• Your task
Every entry that follows needs to be repeated exactly.

-- Begin Data to process --

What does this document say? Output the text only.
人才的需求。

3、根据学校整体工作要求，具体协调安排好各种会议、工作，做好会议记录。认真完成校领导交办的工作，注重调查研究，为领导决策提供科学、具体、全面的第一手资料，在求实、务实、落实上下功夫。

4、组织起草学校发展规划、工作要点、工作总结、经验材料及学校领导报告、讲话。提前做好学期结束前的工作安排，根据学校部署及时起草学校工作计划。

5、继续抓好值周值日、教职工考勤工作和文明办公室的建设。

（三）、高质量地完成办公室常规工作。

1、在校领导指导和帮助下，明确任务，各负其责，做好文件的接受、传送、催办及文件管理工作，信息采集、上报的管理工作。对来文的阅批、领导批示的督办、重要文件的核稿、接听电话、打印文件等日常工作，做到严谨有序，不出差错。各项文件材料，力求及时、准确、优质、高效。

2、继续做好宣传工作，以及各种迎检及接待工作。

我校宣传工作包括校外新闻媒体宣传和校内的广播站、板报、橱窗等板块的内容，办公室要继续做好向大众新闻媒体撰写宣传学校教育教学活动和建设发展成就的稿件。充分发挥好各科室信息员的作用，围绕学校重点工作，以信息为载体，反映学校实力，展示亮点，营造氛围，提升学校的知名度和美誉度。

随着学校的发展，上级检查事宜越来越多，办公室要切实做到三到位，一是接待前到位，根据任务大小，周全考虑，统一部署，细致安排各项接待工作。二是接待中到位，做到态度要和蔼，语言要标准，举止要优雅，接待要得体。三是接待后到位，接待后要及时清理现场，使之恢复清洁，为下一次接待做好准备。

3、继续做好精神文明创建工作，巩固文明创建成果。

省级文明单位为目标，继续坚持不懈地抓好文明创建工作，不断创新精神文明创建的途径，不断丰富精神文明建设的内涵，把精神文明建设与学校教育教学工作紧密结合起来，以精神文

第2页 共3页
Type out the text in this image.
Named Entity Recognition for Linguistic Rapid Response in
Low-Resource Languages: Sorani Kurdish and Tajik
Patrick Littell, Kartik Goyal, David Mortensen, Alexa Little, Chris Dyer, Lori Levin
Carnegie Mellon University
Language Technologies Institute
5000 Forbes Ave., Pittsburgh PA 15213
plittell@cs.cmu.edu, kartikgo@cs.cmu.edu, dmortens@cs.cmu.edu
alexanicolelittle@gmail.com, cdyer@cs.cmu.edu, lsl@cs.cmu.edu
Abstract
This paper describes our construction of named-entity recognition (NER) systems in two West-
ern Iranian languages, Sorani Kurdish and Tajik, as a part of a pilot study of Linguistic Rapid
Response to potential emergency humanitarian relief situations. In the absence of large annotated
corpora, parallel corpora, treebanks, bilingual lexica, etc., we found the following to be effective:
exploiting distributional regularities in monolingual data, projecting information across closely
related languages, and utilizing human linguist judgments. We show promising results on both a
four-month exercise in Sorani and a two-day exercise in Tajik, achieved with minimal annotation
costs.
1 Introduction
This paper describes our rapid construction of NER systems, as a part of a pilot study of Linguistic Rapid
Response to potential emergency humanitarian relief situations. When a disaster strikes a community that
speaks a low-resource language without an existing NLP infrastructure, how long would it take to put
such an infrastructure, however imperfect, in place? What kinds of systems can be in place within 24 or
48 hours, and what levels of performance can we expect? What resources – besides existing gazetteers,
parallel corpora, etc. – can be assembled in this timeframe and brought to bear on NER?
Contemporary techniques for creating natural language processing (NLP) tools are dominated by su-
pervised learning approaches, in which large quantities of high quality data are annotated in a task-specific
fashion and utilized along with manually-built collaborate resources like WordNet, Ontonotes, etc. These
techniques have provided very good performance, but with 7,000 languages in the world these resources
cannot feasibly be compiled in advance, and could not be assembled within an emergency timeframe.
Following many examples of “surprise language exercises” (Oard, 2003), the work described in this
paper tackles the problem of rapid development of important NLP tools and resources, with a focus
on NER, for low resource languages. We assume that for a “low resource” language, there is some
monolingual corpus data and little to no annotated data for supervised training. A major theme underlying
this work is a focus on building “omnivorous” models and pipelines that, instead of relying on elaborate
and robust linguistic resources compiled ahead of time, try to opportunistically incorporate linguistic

-- End Data to process --

• Final answer
What does this document say? Output the text only.
人才的需求。

3、根据学校整体工作要求，具体协调安排好各种会议、工作，做好会议记录。认真完成校领导交办的工作，注重调查研究，为领导决策提供科学、具体、全面的第一手资料，在求实、务实、落实上下功夫。

4、组织起草学校发展规划、工作要点、工作总结、经验材料及学校领导报告、讲话。提前做好学期结束前的工作安排，根据学校部署及时起草学校工作计划。

5、继续抓好值周值日、教职工考勤工作和文明办公室的建设。

（三）、高质量地完成办公室常规工作。

1、在校领导指导和帮助下，明确任务，各负其责，做好文件的接受、传送、催办及文件管理工作，信息采集、上报的管理工作。对来文的阅批、领导批示的督办、重要文件的核稿、接听电话、打印文件等日常工作，做到严谨有序，不出差错。各项文件材料，力求及时、准确、优质、高效。

2、继续做好宣传工作，以及各种迎检及接待工作。

我校宣传工作包括校外新闻媒体宣传和校内的广播站、板报、橱窗等板块的内容，办公室要继续做好向大众新闻媒体撰写宣传学校教育教学活动和建设发展成就的稿件。充分发挥好各科室信息员的作用，围绕学校重点工作，以信息为载体，反映学校实力，展示亮点，营造氛围，提升学校的知名度和美誉度。

随着学校的发展，上级检查事宜越来越多，办公室要切实做到三到位，一是接待前到位，根据任务大小，周全考虑，统一部署，细致安排各项接待工作。二是接待中到位，做到态度要和蔼，语言要标准，举止要优雅，接待要得体。三是接待后到位，接待后要及时清理现场，使之恢复清洁，为下一次接待做好准备。

3、继续做好精神文明创建工作，巩固文明创建成果。

省级文明单位为目标，继续坚持不懈地抓好文明创建工作，不断创新精神文明创建的途径，不断丰富精神文明建设的内涵，把精神文明建设与学校教育教学工作紧密结合起来，以精神文

第2页 共3页
Type out the text in this image.
Named Entity Recognition for Linguistic Rapid Response in
Low-Resource Languages: Sorani Kurdish and Tajik
Patrick Littell, Kartik Goyal, David Mortensen, Alexa Little, Chris Dyer, Lori Levin
Carnegie Mellon University
Language Technologies Institute
5000 Forbes Ave., Pittsburgh PA 15213
plittell@cs.cmu.edu, kartikgo@cs.cmu.edu, dmortens@cs.cmu.edu
alexanicolelittle@gmail.com, cdyer@cs.cmu.edu, lsl@cs.cmu.edu
Abstract
This paper describes our construction of named-entity recognition (NER) systems in two West-
ern Iranian languages, Sorani Kurdish and Tajik, as a part of a pilot study of Linguistic Rapid
Response to potential emergency humanitarian relief situations. In the absence of large annotated
corpora, parallel corpora, treebanks, bilingual lexica, etc., we found the following to be effective:
exploiting distributional regularities in monolingual data, projecting information across closely
related languages, and utilizing human linguist judgments. We show promising results on both a
four-month exercise in Sorani and a two-day exercise in Tajik, achieved with minimal annotation
costs.
1 Introduction
This paper describes our rapid construction of NER systems, as a part of a pilot study of Linguistic Rapid
Response to potential emergency humanitarian relief situations. When a disaster strikes a community that
speaks a low-resource language without an existing NLP infrastructure, how long would it take to put
such an infrastructure, however imperfect, in place? What kinds of systems can be in place within 24 or
48 hours, and what levels of performance can we expect? What resources – besides existing gazetteers,
parallel corpora, etc. – can be assembled in this timeframe and brought to bear on NER?
Contemporary techniques for creating natural language processing (NLP) tools are dominated by su-
pervised learning approaches, in which large quantities of high quality data are annotated in a task-specific
fashion and utilized along with manually-built collaborate resources like WordNet, Ontonotes, etc. These
techniques have provided very good performance, but with 7,000 languages in the world these resources
cannot feasibly be compiled in advance, and could not be assembled within an emergency timeframe.
Following many examples of “surprise language exercises” (Oard, 2003), the work described in this
paper tackles the problem of rapid development of important NLP tools and resources, with a focus
on NER, for low resource languages. We assume that for a “low resource” language, there is some
monolingual corpus data and little to no annotated data for supervised training. A major theme underlying
this work is a focus on building “omnivorous” models and pipelines that, instead of relying on elaborate
and robust linguistic resources compiled ahead of time, try to opportunistically incorporate linguistic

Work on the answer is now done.